_What to work on_:
Reproduce each record below exactly as written.

(Figure content listings)
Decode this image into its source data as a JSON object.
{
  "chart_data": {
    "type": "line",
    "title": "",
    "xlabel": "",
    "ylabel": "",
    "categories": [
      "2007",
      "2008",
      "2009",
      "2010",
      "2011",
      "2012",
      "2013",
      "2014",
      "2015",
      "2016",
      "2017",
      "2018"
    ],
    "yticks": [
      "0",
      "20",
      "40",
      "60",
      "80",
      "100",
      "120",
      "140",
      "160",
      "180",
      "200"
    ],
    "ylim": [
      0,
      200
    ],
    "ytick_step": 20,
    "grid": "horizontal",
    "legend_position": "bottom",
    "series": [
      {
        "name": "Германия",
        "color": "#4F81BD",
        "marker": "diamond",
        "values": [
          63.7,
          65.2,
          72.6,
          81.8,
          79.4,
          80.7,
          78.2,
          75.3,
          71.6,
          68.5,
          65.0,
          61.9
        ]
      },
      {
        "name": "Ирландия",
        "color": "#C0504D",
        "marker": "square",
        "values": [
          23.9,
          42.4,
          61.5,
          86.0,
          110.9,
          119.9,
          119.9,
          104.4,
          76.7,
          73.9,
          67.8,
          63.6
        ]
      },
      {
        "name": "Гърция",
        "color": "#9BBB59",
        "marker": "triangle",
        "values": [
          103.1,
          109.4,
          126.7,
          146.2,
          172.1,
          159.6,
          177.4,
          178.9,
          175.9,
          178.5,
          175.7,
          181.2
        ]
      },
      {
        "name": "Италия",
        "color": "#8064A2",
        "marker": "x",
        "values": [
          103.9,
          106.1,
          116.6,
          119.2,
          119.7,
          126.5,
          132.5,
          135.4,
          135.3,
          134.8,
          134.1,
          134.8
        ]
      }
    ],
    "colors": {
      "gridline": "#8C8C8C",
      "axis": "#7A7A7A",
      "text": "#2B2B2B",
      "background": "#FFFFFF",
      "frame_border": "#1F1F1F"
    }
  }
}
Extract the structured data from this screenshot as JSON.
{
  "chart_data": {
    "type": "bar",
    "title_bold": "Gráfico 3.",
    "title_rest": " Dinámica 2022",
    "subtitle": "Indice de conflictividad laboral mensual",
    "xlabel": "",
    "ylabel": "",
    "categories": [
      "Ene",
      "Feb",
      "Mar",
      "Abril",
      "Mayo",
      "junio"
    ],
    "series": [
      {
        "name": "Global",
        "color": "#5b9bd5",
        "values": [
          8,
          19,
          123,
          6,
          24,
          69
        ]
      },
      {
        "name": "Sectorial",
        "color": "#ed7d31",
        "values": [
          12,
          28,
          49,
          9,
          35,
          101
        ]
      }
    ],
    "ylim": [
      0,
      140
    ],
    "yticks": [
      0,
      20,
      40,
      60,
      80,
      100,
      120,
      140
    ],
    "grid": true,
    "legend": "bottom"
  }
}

_Response to this task_:
Decode this image into its source data as a JSON object.
{
  "chart_data": {
    "type": "line",
    "title": "",
    "xlabel": "",
    "ylabel": "",
    "categories": [
      "2007",
      "2008",
      "2009",
      "2010",
      "2011",
      "2012",
      "2013",
      "2014",
      "2015",
      "2016",
      "2017",
      "2018"
    ],
    "yticks": [
      "0",
      "20",
      "40",
      "60",
      "80",
      "100",
      "120",
      "140",
      "160",
      "180",
      "200"
    ],
    "ylim": [
      0,
      200
    ],
    "ytick_step": 20,
    "grid": "horizontal",
    "legend_position": "bottom",
    "series": [
      {
        "name": "Германия",
        "color": "#4F81BD",
        "marker": "diamond",
        "values": [
          63.7,
          65.2,
          72.6,
          81.8,
          79.4,
          80.7,
          78.2,
          75.3,
          71.6,
          68.5,
          65.0,
          61.9
        ]
      },
      {
        "name": "Ирландия",
        "color": "#C0504D",
        "marker": "square",
        "values": [
          23.9,
          42.4,
          61.5,
          86.0,
          110.9,
          119.9,
          119.9,
          104.4,
          76.7,
          73.9,
          67.8,
          63.6
        ]
      },
      {
        "name": "Гърция",
        "color": "#9BBB59",
        "marker": "triangle",
        "values": [
          103.1,
          109.4,
          126.7,
          146.2,
          172.1,
          159.6,
          177.4,
          178.9,
          175.9,
          178.5,
          175.7,
          181.2
        ]
      },
      {
        "name": "Италия",
        "color": "#8064A2",
        "marker": "x",
        "values": [
          103.9,
          106.1,
          116.6,
          119.2,
          119.7,
          126.5,
          132.5,
          135.4,
          135.3,
          134.8,
          134.1,
          134.8
        ]
      }
    ],
    "colors": {
      "gridline": "#8C8C8C",
      "axis": "#7A7A7A",
      "text": "#2B2B2B",
      "background": "#FFFFFF",
      "frame_border": "#1F1F1F"
    }
  }
}
Extract the structured data from this screenshot as JSON.
{
  "chart_data": {
    "type": "bar",
    "title_bold": "Gráfico 3.",
    "title_rest": " Dinámica 2022",
    "subtitle": "Indice de conflictividad laboral mensual",
    "xlabel": "",
    "ylabel": "",
    "categories": [
      "Ene",
      "Feb",
      "Mar",
      "Abril",
      "Mayo",
      "junio"
    ],
    "series": [
      {
        "name": "Global",
        "color": "#5b9bd5",
        "values": [
          8,
          19,
          123,
          6,
          24,
          69
        ]
      },
      {
        "name": "Sectorial",
        "color": "#ed7d31",
        "values": [
          12,
          28,
          49,
          9,
          35,
          101
        ]
      }
    ],
    "ylim": [
      0,
      140
    ],
    "yticks": [
      0,
      20,
      40,
      60,
      80,
      100,
      120,
      140
    ],
    "grid": true,
    "legend": "bottom"
  }
}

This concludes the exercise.